| Information given |
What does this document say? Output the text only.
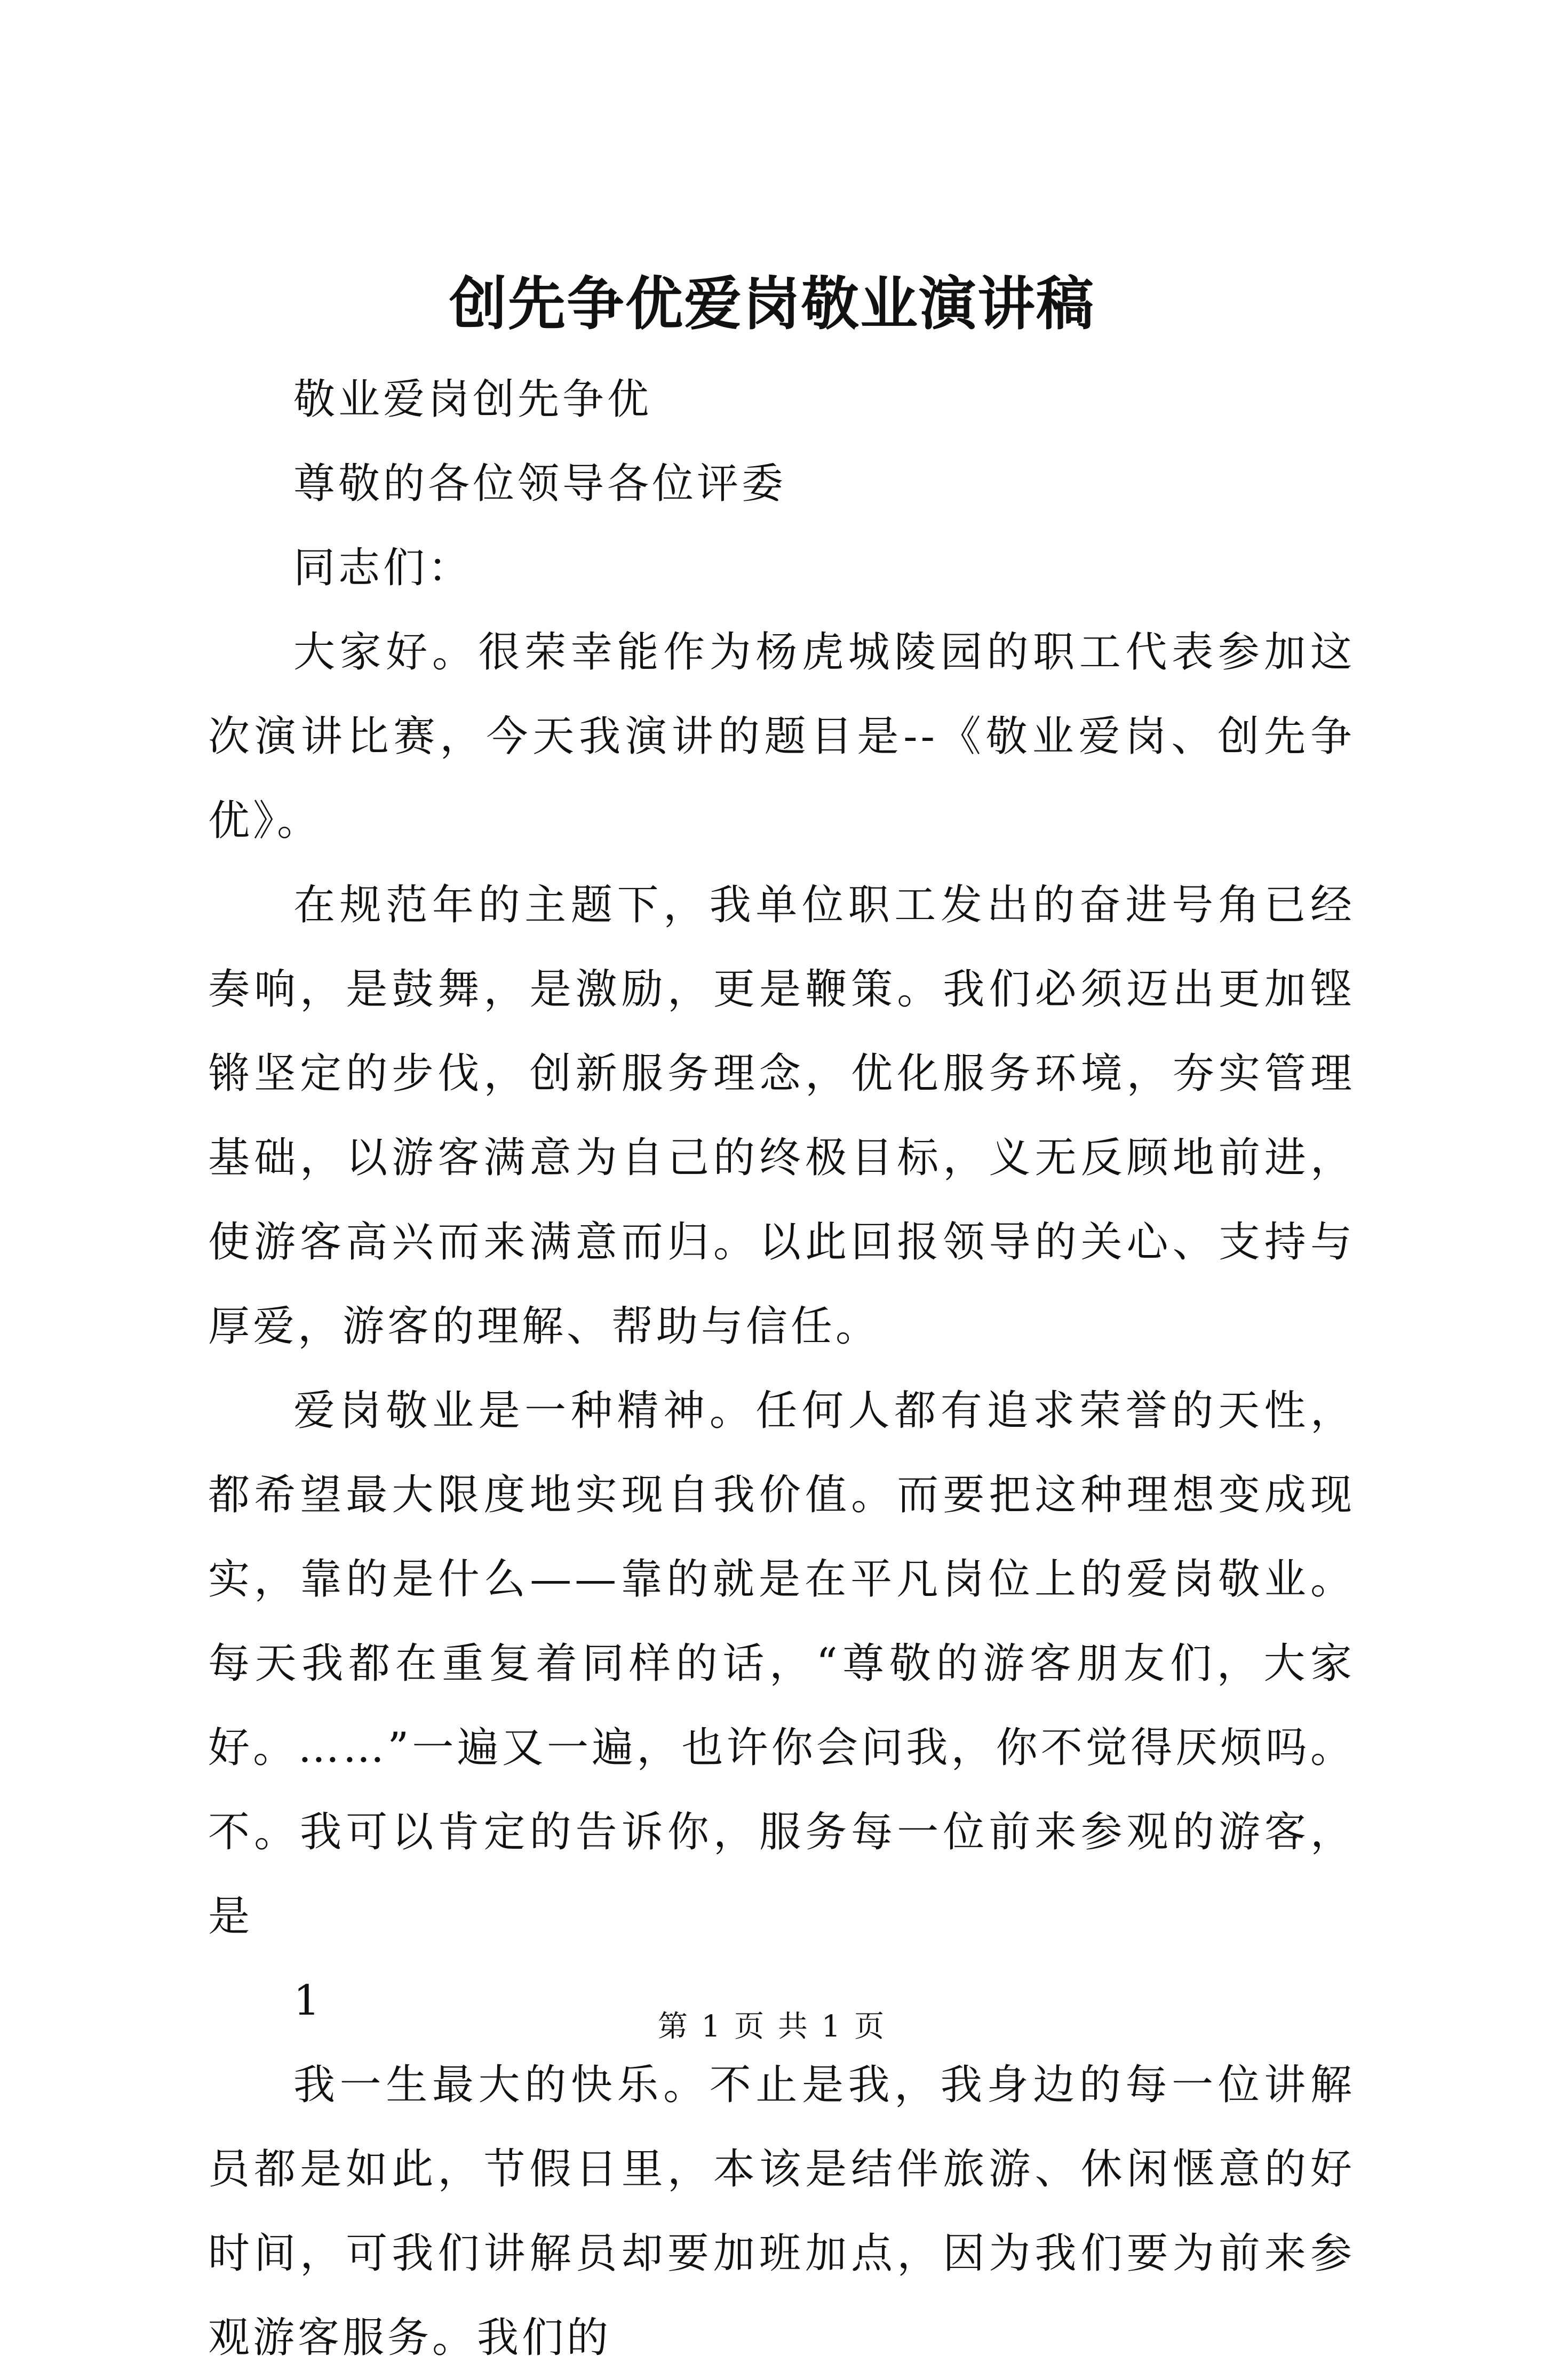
创先争优爱岗敬业演讲稿

敬业爱岗创先争优

尊敬的各位领导各位评委

同志们：

大家好。很荣幸能作为杨虎城陵园的职工代表参加这次演讲比赛，今天我演讲的题目是--《敬业爱岗、创先争优》。

在规范年的主题下，我单位职工发出的奋进号角已经奏响，是鼓舞，是激励，更是鞭策。我们必须迈出更加铿锵坚定的步伐，创新服务理念，优化服务环境，夯实管理基础，以游客满意为自己的终极目标，义无反顾地前进，使游客高兴而来满意而归。以此回报领导的关心、支持与厚爱，游客的理解、帮助与信任。

爱岗敬业是一种精神。任何人都有追求荣誉的天性，都希望最大限度地实现自我价值。而要把这种理想变成现实，靠的是什么——靠的就是在平凡岗位上的爱岗敬业。每天我都在重复着同样的话，“尊敬的游客朋友们，大家好。……”一遍又一遍，也许你会问我，你不觉得厌烦吗。不。我可以肯定的告诉你，服务每一位前来参观的游客，是

1

我一生最大的快乐。不止是我，我身边的每一位讲解员都是如此，节假日里，本该是结伴旅游、休闲惬意的好时间，可我们讲解员却要加班加点，因为我们要为前来参观游客服务。我们的

第 1 页 共 1 页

| Stated task |
Repeat the material exactly as it reads, without any of its pictures.

| Exercise result |
What does this document say? Output the text only.
创先争优爱岗敬业演讲稿

敬业爱岗创先争优

尊敬的各位领导各位评委

同志们：

大家好。很荣幸能作为杨虎城陵园的职工代表参加这次演讲比赛，今天我演讲的题目是--《敬业爱岗、创先争优》。

在规范年的主题下，我单位职工发出的奋进号角已经奏响，是鼓舞，是激励，更是鞭策。我们必须迈出更加铿锵坚定的步伐，创新服务理念，优化服务环境，夯实管理基础，以游客满意为自己的终极目标，义无反顾地前进，使游客高兴而来满意而归。以此回报领导的关心、支持与厚爱，游客的理解、帮助与信任。

爱岗敬业是一种精神。任何人都有追求荣誉的天性，都希望最大限度地实现自我价值。而要把这种理想变成现实，靠的是什么——靠的就是在平凡岗位上的爱岗敬业。每天我都在重复着同样的话，“尊敬的游客朋友们，大家好。……”一遍又一遍，也许你会问我，你不觉得厌烦吗。不。我可以肯定的告诉你，服务每一位前来参观的游客，是

1

我一生最大的快乐。不止是我，我身边的每一位讲解员都是如此，节假日里，本该是结伴旅游、休闲惬意的好时间，可我们讲解员却要加班加点，因为我们要为前来参观游客服务。我们的

第 1 页 共 1 页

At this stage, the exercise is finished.